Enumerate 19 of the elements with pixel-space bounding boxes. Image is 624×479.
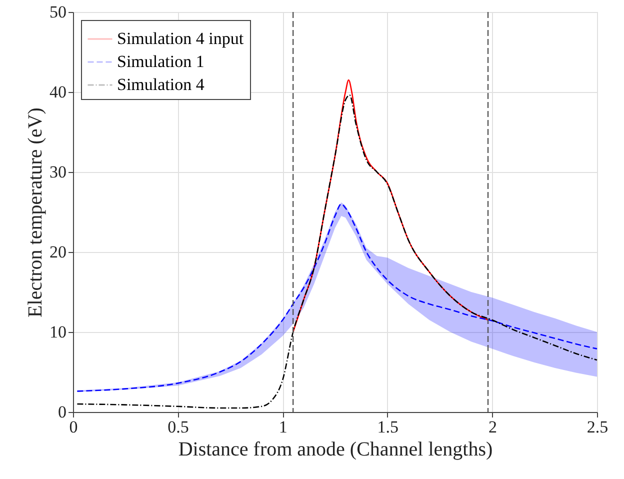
x-tick-label: 1.5 (377, 418, 399, 436)
y-axis-title: Electron temperature (eV) (24, 108, 46, 318)
x-tick-label: 0.5 (168, 418, 189, 436)
y-tick-label: 50 (50, 2, 66, 22)
y-tick-label: 10 (50, 322, 66, 342)
y-tick-label: 20 (50, 242, 66, 262)
x-tick-label: 2.5 (586, 418, 608, 436)
legend-label: Simulation 1 (117, 52, 204, 71)
line-series (76, 94, 598, 409)
x-axis-title: Distance from anode (Channel lengths) (178, 438, 493, 460)
legend-label: Simulation 4 (117, 75, 205, 94)
legend-label: Simulation 4 input (117, 29, 244, 48)
line-series (292, 79, 489, 333)
y-tick-label: 30 (50, 162, 66, 182)
y-tick-label: 0 (58, 402, 66, 422)
y-tick-label: 40 (50, 82, 66, 102)
x-tick-label: 1 (278, 418, 288, 436)
x-tick-label: 2 (488, 418, 497, 436)
x-tick-label: 0 (69, 418, 78, 436)
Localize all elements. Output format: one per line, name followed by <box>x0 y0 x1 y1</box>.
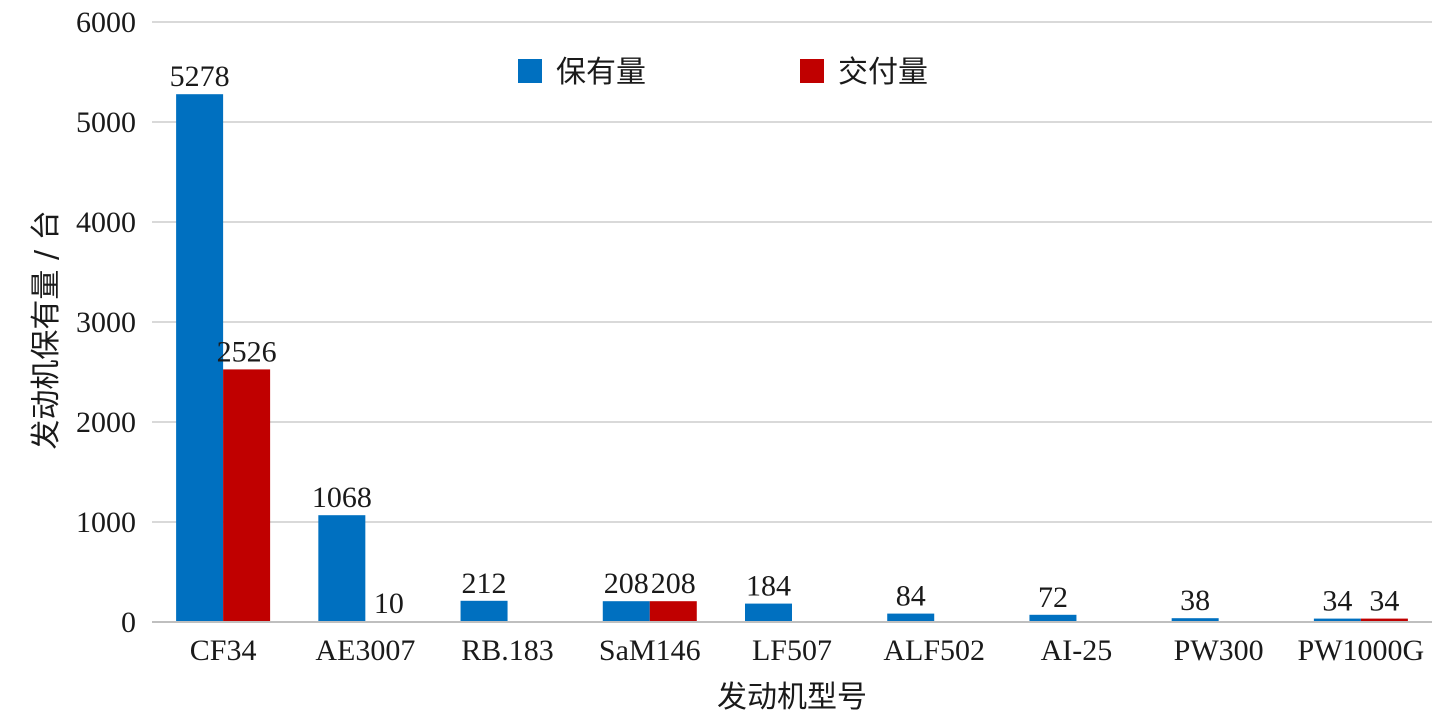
data-label: 84 <box>896 580 926 613</box>
x-tick-label: CF34 <box>190 634 257 667</box>
data-label: 34 <box>1322 585 1352 618</box>
legend-swatch <box>518 59 542 83</box>
data-label: 212 <box>462 567 507 600</box>
bar-holdings <box>176 94 224 622</box>
bar-deliveries <box>223 369 271 622</box>
bar-deliveries <box>1360 618 1408 622</box>
x-tick-label: RB.183 <box>461 634 554 667</box>
data-labels: 5278 2526 1068 10 212 208 208 184 84 72 38 34 34 <box>170 60 1400 620</box>
legend-swatch <box>800 59 824 83</box>
data-label: 5278 <box>170 60 230 93</box>
y-tick-label: 5000 <box>76 106 136 139</box>
legend: 保有量 交付量 <box>518 55 928 90</box>
x-tick-label: LF507 <box>752 634 832 667</box>
y-axis-title: 发动机保有量 / 台 <box>29 210 64 449</box>
bar-holdings <box>887 613 935 622</box>
y-tick-label: 4000 <box>76 206 136 239</box>
x-tick-label: PW1000G <box>1298 634 1425 667</box>
y-tick-label: 0 <box>121 606 136 639</box>
data-label: 1068 <box>312 481 372 514</box>
bar-holdings <box>460 600 508 622</box>
bar-holdings <box>1029 614 1077 622</box>
data-label: 2526 <box>217 335 277 368</box>
data-label: 184 <box>746 570 791 603</box>
gridlines <box>152 21 1432 523</box>
bar-holdings <box>745 603 792 622</box>
bars <box>176 94 1408 622</box>
x-tick-label: SaM146 <box>599 634 701 667</box>
bar-holdings <box>602 601 650 622</box>
y-tick-label: 2000 <box>76 406 136 439</box>
data-label: 34 <box>1369 585 1399 618</box>
bar-deliveries <box>649 601 697 622</box>
x-axis-title: 发动机型号 <box>717 680 867 715</box>
bar-holdings <box>1313 618 1361 622</box>
data-label: 208 <box>651 567 696 600</box>
bar-holdings <box>1171 618 1219 622</box>
y-tick-label: 1000 <box>76 506 136 539</box>
x-tick-label: AI-25 <box>1041 634 1113 667</box>
x-tick-label: PW300 <box>1174 634 1264 667</box>
y-axis-ticks: 0 1000 2000 3000 4000 5000 6000 <box>76 6 136 639</box>
data-label: 72 <box>1038 581 1068 614</box>
x-axis-ticks: CF34 AE3007 RB.183 SaM146 LF507 ALF502 AI-25 PW… <box>190 634 1424 667</box>
data-label: 38 <box>1180 584 1210 617</box>
legend-label: 保有量 <box>556 55 646 90</box>
data-label: 208 <box>604 567 649 600</box>
bar-holdings <box>318 515 366 622</box>
x-tick-label: ALF502 <box>883 634 985 667</box>
y-tick-label: 3000 <box>76 306 136 339</box>
y-tick-label: 6000 <box>76 6 136 39</box>
legend-label: 交付量 <box>838 55 928 90</box>
data-label: 10 <box>374 587 404 620</box>
x-tick-label: AE3007 <box>315 634 415 667</box>
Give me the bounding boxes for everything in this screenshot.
________________
Write out the listing again, with the pictures left out, replacing "bounding boxes" with "box coordinates" everywhere it occurs and keeping everything else the same.

Enumerate 19 of the elements with pixel-space box coordinates. Image is 624×479.
x-tick-label: 1.5 (377, 418, 399, 436)
y-axis-title: Electron temperature (eV) (24, 108, 46, 318)
x-tick-label: 0.5 (168, 418, 189, 436)
y-tick-label: 50 (50, 2, 66, 22)
y-tick-label: 10 (50, 322, 66, 342)
y-tick-label: 20 (50, 242, 66, 262)
x-tick-label: 2.5 (586, 418, 608, 436)
legend-label: Simulation 1 (117, 52, 204, 71)
line-series (76, 94, 598, 409)
x-axis-title: Distance from anode (Channel lengths) (178, 438, 493, 460)
legend-label: Simulation 4 (117, 75, 205, 94)
legend-label: Simulation 4 input (117, 29, 244, 48)
line-series (292, 79, 489, 333)
y-tick-label: 30 (50, 162, 66, 182)
y-tick-label: 0 (58, 402, 66, 422)
y-tick-label: 40 (50, 82, 66, 102)
x-tick-label: 1 (278, 418, 288, 436)
x-tick-label: 2 (488, 418, 497, 436)
x-tick-label: 0 (69, 418, 78, 436)
Localize all elements. Output format: one per line, name followed by <box>x0 y0 x1 y1</box>.
data-label: 84 <box>896 580 926 613</box>
x-tick-label: CF34 <box>190 634 257 667</box>
data-label: 34 <box>1322 585 1352 618</box>
legend-swatch <box>518 59 542 83</box>
data-label: 212 <box>462 567 507 600</box>
bar-holdings <box>176 94 224 622</box>
bar-deliveries <box>223 369 271 622</box>
bar-deliveries <box>1360 618 1408 622</box>
x-tick-label: RB.183 <box>461 634 554 667</box>
data-labels: 5278 2526 1068 10 212 208 208 184 84 72 38 34 34 <box>170 60 1400 620</box>
legend-swatch <box>800 59 824 83</box>
data-label: 5278 <box>170 60 230 93</box>
y-tick-label: 5000 <box>76 106 136 139</box>
legend: 保有量 交付量 <box>518 55 928 90</box>
x-tick-label: LF507 <box>752 634 832 667</box>
y-axis-title: 发动机保有量 / 台 <box>29 210 64 449</box>
bar-holdings <box>887 613 935 622</box>
y-tick-label: 4000 <box>76 206 136 239</box>
x-tick-label: PW1000G <box>1298 634 1425 667</box>
y-tick-label: 0 <box>121 606 136 639</box>
data-label: 1068 <box>312 481 372 514</box>
bar-holdings <box>460 600 508 622</box>
bar-holdings <box>1029 614 1077 622</box>
data-label: 2526 <box>217 335 277 368</box>
data-label: 184 <box>746 570 791 603</box>
gridlines <box>152 21 1432 523</box>
bar-holdings <box>745 603 792 622</box>
bars <box>176 94 1408 622</box>
x-tick-label: SaM146 <box>599 634 701 667</box>
bar-holdings <box>602 601 650 622</box>
y-tick-label: 2000 <box>76 406 136 439</box>
data-label: 34 <box>1369 585 1399 618</box>
bar-deliveries <box>649 601 697 622</box>
x-axis-title: 发动机型号 <box>717 680 867 715</box>
bar-holdings <box>1313 618 1361 622</box>
data-label: 208 <box>651 567 696 600</box>
bar-holdings <box>1171 618 1219 622</box>
y-tick-label: 1000 <box>76 506 136 539</box>
x-tick-label: AI-25 <box>1041 634 1113 667</box>
x-tick-label: PW300 <box>1174 634 1264 667</box>
y-axis-ticks: 0 1000 2000 3000 4000 5000 6000 <box>76 6 136 639</box>
data-label: 72 <box>1038 581 1068 614</box>
x-axis-ticks: CF34 AE3007 RB.183 SaM146 LF507 ALF502 AI-25 PW… <box>190 634 1424 667</box>
data-label: 38 <box>1180 584 1210 617</box>
legend-label: 保有量 <box>556 55 646 90</box>
data-label: 208 <box>604 567 649 600</box>
bar-holdings <box>318 515 366 622</box>
x-tick-label: ALF502 <box>883 634 985 667</box>
y-tick-label: 3000 <box>76 306 136 339</box>
y-tick-label: 6000 <box>76 6 136 39</box>
legend-label: 交付量 <box>838 55 928 90</box>
data-label: 10 <box>374 587 404 620</box>
x-tick-label: AE3007 <box>315 634 415 667</box>
Give me the box coordinates for everything in this screenshot.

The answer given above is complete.